WHAT TO WORK ON: Within the data that follows, how many lines carry the string "kind"? Give the number alone.

----- STORED DATA -----

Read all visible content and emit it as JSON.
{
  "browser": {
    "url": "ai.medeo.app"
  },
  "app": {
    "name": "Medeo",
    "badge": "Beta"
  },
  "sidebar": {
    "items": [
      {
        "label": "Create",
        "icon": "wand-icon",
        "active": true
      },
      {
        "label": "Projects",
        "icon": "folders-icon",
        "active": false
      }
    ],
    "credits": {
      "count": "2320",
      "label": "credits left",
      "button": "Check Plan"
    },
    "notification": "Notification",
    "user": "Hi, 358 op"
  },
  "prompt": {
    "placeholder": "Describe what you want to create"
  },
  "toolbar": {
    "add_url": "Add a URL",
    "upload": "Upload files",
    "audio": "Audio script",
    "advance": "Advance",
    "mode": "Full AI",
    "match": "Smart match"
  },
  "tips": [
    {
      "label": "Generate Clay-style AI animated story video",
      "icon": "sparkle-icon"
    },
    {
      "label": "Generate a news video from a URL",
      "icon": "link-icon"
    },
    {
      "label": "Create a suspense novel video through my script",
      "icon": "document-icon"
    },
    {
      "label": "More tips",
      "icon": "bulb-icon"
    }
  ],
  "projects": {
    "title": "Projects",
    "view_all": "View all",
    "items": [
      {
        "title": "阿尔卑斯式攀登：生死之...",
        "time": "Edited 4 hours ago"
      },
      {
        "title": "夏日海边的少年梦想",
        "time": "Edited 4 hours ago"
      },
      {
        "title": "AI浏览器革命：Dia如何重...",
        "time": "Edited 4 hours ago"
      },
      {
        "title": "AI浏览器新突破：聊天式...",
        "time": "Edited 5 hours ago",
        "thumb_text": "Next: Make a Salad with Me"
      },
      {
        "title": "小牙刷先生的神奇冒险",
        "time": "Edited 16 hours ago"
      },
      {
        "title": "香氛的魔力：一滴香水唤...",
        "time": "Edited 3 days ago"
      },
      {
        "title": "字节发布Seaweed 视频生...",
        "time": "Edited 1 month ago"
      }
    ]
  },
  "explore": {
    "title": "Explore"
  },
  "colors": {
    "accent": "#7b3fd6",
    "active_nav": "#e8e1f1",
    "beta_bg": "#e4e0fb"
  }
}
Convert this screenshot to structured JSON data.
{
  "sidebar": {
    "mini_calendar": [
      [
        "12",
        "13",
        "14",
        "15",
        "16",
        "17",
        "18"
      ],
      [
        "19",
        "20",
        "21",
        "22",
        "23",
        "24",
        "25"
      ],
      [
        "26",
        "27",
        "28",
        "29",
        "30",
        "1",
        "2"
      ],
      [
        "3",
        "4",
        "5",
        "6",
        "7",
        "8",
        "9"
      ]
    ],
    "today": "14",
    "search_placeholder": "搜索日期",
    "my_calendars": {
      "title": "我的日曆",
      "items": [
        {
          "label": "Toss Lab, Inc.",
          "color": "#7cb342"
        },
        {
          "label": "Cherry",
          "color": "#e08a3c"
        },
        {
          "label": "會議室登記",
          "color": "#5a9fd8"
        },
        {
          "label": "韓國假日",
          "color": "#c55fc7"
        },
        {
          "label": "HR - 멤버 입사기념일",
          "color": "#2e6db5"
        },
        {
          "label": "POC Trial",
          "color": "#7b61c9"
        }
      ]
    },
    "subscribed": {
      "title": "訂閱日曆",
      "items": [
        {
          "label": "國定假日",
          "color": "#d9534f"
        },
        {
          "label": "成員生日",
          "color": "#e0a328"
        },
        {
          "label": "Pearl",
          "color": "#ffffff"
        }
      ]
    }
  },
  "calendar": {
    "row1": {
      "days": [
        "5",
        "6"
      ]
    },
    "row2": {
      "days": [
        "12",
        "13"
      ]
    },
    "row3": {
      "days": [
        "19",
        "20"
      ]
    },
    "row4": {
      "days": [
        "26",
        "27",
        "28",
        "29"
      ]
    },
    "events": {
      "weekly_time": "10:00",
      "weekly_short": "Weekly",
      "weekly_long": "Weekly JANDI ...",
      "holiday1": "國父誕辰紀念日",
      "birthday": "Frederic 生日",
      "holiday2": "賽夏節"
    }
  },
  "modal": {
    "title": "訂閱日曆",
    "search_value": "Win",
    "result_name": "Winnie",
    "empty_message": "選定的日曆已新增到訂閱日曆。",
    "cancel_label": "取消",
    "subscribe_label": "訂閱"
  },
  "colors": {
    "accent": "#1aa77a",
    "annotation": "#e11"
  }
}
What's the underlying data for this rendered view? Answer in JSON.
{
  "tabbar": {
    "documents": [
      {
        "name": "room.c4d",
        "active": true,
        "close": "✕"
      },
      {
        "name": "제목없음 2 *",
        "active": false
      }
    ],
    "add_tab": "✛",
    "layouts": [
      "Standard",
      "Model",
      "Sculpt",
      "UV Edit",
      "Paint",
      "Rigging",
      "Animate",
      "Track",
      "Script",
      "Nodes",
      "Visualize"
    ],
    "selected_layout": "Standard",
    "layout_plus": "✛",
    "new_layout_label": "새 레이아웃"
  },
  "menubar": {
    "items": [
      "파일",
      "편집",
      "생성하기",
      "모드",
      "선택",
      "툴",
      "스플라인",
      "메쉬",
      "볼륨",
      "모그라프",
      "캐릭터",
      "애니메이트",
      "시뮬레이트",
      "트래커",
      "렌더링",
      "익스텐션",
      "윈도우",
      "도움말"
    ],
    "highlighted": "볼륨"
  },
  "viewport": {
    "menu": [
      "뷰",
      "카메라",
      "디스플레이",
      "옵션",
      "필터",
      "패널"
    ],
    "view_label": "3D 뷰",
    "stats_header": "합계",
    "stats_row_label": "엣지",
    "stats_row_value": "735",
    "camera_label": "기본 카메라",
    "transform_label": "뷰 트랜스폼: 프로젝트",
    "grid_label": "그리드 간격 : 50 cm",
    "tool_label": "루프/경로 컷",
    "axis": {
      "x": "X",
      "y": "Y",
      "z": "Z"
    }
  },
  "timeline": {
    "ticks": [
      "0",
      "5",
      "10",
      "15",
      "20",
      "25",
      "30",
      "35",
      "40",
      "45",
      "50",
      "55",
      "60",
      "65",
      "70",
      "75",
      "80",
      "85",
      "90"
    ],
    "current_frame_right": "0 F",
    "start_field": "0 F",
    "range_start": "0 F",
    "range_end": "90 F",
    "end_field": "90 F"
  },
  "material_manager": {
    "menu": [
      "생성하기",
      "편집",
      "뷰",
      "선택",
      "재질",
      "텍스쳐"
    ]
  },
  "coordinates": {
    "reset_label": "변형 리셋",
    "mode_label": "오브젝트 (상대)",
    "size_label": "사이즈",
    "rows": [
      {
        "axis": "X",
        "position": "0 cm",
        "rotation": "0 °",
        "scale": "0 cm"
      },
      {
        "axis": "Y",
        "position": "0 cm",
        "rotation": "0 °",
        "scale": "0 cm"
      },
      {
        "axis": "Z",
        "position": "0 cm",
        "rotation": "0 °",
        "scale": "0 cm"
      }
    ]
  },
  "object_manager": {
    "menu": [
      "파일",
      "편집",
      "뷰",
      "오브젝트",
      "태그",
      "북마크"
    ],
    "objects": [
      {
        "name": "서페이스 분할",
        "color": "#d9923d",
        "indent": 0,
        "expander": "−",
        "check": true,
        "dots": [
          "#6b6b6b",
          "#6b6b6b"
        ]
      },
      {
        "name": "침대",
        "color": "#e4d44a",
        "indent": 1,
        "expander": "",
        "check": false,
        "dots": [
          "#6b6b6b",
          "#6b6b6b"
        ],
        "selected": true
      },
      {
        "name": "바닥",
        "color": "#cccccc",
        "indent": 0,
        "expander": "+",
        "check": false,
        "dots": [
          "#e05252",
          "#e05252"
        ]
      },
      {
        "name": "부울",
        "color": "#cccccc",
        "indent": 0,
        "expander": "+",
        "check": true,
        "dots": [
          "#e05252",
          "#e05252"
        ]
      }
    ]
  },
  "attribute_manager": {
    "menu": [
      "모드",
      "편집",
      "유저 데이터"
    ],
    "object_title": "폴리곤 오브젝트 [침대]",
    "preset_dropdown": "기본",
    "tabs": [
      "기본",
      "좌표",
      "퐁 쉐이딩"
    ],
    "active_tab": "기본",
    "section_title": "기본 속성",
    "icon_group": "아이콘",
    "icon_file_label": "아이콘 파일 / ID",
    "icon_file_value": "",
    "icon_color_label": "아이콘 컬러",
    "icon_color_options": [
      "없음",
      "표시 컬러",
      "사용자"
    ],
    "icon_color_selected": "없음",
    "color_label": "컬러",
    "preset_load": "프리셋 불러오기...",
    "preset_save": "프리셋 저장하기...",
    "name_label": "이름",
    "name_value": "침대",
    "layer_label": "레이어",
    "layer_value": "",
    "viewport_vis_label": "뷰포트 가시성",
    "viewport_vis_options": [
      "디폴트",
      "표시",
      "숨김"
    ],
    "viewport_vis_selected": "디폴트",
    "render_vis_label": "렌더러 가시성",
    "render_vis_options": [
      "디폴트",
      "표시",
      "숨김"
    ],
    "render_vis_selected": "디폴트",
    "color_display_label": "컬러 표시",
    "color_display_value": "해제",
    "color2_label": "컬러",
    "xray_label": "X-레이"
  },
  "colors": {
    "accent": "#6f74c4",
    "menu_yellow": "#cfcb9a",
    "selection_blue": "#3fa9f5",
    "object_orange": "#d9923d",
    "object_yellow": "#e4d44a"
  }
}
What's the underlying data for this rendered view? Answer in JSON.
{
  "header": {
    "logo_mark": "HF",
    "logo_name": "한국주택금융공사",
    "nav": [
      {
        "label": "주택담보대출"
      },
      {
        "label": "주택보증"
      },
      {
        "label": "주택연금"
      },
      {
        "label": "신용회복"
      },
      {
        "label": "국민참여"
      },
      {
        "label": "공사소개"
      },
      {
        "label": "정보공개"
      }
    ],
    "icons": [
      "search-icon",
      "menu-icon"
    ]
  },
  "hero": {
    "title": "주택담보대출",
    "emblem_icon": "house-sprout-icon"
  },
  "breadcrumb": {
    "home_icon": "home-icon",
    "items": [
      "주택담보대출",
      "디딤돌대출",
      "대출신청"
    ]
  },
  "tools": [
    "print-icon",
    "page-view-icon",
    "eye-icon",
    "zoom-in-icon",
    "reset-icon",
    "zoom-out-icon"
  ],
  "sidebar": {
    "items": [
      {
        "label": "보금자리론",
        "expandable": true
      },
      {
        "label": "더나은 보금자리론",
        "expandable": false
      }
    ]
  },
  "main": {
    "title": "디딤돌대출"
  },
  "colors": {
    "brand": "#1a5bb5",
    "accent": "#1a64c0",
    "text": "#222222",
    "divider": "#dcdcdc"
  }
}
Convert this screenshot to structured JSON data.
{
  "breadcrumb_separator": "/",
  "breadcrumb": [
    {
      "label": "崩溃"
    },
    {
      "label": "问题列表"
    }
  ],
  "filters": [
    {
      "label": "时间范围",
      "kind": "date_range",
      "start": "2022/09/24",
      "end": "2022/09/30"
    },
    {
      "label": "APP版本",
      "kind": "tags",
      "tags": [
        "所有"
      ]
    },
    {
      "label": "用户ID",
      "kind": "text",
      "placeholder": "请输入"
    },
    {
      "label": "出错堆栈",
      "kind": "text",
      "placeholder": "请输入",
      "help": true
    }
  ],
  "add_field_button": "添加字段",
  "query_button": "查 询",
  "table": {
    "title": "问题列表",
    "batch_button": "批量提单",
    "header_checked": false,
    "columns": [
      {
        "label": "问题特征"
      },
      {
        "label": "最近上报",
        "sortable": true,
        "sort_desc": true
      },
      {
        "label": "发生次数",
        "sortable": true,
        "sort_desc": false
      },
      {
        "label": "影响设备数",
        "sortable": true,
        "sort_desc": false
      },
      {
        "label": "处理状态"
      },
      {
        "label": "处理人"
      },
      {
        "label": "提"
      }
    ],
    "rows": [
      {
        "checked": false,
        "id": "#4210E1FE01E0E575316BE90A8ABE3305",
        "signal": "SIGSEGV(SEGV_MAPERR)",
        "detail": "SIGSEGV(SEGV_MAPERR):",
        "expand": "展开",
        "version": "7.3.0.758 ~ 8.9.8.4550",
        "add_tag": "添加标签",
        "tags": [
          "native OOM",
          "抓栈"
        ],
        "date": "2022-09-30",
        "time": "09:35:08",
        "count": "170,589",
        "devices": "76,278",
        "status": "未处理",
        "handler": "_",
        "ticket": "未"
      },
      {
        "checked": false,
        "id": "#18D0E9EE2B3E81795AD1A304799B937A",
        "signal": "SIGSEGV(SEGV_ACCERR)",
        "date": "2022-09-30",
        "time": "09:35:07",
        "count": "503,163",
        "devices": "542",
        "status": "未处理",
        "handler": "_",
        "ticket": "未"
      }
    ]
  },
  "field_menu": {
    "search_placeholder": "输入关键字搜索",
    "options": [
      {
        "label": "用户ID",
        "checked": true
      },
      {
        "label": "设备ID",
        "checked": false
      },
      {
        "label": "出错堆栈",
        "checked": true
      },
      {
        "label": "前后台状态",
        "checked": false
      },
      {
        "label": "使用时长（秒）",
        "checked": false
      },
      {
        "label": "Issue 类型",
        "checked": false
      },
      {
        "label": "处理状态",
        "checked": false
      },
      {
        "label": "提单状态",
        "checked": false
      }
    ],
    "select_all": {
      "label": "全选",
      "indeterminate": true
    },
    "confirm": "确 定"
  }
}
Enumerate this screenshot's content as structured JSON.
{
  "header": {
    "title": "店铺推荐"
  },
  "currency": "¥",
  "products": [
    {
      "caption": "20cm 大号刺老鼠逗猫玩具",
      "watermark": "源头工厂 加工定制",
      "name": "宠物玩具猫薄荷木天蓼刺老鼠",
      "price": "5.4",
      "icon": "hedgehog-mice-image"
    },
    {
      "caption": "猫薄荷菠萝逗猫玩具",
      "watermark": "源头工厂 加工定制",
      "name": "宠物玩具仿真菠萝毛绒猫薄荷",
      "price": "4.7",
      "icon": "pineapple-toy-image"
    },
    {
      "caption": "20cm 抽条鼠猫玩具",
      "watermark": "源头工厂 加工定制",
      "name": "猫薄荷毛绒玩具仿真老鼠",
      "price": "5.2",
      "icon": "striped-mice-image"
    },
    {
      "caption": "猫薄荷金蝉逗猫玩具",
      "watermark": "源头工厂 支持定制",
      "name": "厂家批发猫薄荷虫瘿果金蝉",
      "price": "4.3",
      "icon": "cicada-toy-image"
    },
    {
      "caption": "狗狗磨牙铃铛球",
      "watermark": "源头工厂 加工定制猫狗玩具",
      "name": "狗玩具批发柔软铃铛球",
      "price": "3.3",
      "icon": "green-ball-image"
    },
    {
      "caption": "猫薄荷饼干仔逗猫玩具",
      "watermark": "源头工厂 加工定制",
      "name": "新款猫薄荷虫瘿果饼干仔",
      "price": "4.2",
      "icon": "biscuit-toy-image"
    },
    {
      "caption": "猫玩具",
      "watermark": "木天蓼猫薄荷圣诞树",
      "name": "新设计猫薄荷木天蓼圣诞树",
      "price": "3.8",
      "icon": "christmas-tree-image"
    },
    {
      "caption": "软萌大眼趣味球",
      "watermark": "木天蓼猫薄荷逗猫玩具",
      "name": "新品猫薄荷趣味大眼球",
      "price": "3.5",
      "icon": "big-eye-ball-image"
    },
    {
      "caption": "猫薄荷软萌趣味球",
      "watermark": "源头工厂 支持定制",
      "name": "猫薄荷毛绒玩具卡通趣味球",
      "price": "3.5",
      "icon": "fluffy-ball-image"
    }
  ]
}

-----

EXERCISE OUTPUT: 4